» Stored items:
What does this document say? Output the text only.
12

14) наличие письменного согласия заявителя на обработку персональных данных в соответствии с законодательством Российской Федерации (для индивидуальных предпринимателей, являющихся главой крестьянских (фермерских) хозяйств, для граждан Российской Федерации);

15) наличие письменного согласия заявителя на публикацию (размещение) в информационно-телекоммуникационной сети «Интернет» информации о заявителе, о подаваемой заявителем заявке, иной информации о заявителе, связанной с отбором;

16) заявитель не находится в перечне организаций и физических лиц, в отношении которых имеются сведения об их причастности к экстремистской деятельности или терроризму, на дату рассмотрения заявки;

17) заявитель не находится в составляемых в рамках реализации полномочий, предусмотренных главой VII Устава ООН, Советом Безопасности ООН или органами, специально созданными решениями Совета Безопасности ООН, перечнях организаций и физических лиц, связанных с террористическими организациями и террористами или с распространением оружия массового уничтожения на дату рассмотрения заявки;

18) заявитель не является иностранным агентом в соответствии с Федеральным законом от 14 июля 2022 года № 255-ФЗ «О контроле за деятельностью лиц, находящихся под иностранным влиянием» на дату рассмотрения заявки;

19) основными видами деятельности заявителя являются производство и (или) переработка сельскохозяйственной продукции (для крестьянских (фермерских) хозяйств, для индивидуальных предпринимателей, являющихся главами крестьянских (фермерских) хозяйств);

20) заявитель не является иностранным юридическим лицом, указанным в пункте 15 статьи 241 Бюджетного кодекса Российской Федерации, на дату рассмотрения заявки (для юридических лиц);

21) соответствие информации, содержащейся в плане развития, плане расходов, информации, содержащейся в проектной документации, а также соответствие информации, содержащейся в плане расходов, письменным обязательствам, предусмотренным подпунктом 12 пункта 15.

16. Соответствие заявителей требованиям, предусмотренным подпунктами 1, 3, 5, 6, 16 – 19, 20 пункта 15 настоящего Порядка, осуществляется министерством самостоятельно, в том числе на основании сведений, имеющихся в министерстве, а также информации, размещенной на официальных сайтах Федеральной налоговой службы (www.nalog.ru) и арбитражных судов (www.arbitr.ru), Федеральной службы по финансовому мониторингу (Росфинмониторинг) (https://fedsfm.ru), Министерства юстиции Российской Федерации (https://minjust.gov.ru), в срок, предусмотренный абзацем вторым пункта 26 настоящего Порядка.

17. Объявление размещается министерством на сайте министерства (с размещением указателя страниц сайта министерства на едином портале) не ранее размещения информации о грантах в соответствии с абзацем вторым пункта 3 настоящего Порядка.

» Problem description:
The records above must be repeated exactly, every one of them.

» Answer for this exercise:
What does this document say? Output the text only.
12

14) наличие письменного согласия заявителя на обработку персональных данных в соответствии с законодательством Российской Федерации (для индивидуальных предпринимателей, являющихся главой крестьянских (фермерских) хозяйств, для граждан Российской Федерации);

15) наличие письменного согласия заявителя на публикацию (размещение) в информационно-телекоммуникационной сети «Интернет» информации о заявителе, о подаваемой заявителем заявке, иной информации о заявителе, связанной с отбором;

16) заявитель не находится в перечне организаций и физических лиц, в отношении которых имеются сведения об их причастности к экстремистской деятельности или терроризму, на дату рассмотрения заявки;

17) заявитель не находится в составляемых в рамках реализации полномочий, предусмотренных главой VII Устава ООН, Советом Безопасности ООН или органами, специально созданными решениями Совета Безопасности ООН, перечнях организаций и физических лиц, связанных с террористическими организациями и террористами или с распространением оружия массового уничтожения на дату рассмотрения заявки;

18) заявитель не является иностранным агентом в соответствии с Федеральным законом от 14 июля 2022 года № 255-ФЗ «О контроле за деятельностью лиц, находящихся под иностранным влиянием» на дату рассмотрения заявки;

19) основными видами деятельности заявителя являются производство и (или) переработка сельскохозяйственной продукции (для крестьянских (фермерских) хозяйств, для индивидуальных предпринимателей, являющихся главами крестьянских (фермерских) хозяйств);

20) заявитель не является иностранным юридическим лицом, указанным в пункте 15 статьи 241 Бюджетного кодекса Российской Федерации, на дату рассмотрения заявки (для юридических лиц);

21) соответствие информации, содержащейся в плане развития, плане расходов, информации, содержащейся в проектной документации, а также соответствие информации, содержащейся в плане расходов, письменным обязательствам, предусмотренным подпунктом 12 пункта 15.

16. Соответствие заявителей требованиям, предусмотренным подпунктами 1, 3, 5, 6, 16 – 19, 20 пункта 15 настоящего Порядка, осуществляется министерством самостоятельно, в том числе на основании сведений, имеющихся в министерстве, а также информации, размещенной на официальных сайтах Федеральной налоговой службы (www.nalog.ru) и арбитражных судов (www.arbitr.ru), Федеральной службы по финансовому мониторингу (Росфинмониторинг) (https://fedsfm.ru), Министерства юстиции Российской Федерации (https://minjust.gov.ru), в срок, предусмотренный абзацем вторым пункта 26 настоящего Порядка.

17. Объявление размещается министерством на сайте министерства (с размещением указателя страниц сайта министерства на едином портале) не ранее размещения информации о грантах в соответствии с абзацем вторым пункта 3 настоящего Порядка.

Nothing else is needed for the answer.